Data extract:
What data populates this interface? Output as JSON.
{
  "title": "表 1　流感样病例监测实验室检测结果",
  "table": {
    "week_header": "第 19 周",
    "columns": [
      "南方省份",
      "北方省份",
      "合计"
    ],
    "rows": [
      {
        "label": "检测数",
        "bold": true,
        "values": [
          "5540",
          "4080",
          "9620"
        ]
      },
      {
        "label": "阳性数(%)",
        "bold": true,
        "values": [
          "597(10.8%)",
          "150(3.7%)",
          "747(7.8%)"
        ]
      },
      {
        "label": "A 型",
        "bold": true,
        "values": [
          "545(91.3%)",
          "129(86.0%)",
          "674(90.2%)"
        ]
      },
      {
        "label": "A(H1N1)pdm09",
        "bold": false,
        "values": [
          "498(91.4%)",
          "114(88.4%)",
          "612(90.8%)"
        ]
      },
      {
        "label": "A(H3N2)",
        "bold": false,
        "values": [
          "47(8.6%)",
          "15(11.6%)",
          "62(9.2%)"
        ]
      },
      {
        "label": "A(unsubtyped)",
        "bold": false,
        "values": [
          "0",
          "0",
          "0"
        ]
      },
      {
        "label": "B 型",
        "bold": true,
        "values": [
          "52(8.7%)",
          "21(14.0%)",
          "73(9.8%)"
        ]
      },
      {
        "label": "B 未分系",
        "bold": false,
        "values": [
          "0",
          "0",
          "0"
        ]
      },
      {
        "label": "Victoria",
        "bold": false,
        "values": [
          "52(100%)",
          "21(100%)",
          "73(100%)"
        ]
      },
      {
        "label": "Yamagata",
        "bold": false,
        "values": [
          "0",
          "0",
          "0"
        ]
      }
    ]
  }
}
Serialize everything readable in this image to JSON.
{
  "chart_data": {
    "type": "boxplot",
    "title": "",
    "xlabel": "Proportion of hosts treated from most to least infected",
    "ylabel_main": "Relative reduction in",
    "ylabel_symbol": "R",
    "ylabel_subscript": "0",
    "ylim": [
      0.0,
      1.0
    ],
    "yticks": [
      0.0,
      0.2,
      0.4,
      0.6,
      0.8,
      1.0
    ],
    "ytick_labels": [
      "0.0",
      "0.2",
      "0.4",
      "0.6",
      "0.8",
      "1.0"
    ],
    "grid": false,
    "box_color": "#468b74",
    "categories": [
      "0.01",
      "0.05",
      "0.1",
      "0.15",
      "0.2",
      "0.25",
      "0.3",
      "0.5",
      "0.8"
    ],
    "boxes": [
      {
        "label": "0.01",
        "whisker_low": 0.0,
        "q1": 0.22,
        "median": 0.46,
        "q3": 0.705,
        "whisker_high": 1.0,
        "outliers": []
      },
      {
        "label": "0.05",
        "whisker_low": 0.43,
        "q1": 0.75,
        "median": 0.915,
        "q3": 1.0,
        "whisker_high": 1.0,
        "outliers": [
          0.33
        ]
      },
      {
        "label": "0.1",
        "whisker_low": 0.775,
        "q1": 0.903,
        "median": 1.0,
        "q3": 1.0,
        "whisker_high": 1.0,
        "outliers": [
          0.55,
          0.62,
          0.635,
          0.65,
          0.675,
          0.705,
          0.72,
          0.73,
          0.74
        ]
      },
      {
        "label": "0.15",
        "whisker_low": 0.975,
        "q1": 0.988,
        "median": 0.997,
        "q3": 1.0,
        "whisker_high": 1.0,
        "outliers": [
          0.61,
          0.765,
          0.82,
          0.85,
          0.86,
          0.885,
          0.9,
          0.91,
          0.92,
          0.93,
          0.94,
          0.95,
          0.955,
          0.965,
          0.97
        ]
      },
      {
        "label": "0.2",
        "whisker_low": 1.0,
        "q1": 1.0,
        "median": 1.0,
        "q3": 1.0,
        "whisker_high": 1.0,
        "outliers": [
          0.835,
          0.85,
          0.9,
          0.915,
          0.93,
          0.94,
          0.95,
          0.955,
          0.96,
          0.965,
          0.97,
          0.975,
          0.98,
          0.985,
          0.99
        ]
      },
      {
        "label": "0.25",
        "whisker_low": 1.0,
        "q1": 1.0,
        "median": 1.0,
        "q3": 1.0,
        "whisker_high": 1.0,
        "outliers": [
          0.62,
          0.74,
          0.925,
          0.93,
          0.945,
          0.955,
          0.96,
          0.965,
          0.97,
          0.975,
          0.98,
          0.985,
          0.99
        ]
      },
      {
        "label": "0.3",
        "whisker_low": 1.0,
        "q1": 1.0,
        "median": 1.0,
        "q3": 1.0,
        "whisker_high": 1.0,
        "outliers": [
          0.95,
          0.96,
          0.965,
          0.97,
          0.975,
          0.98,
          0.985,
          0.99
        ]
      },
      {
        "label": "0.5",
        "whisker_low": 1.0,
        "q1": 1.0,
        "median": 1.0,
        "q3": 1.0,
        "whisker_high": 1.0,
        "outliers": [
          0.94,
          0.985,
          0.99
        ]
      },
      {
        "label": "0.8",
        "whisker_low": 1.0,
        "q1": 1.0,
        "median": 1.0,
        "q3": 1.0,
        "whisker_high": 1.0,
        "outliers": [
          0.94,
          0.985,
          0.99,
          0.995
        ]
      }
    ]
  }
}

Given problem: In the records above, find the lines containing "JSON" and copy them.

Complete answer:
What data populates this interface? Output as JSON.
Serialize everything readable in this image to JSON.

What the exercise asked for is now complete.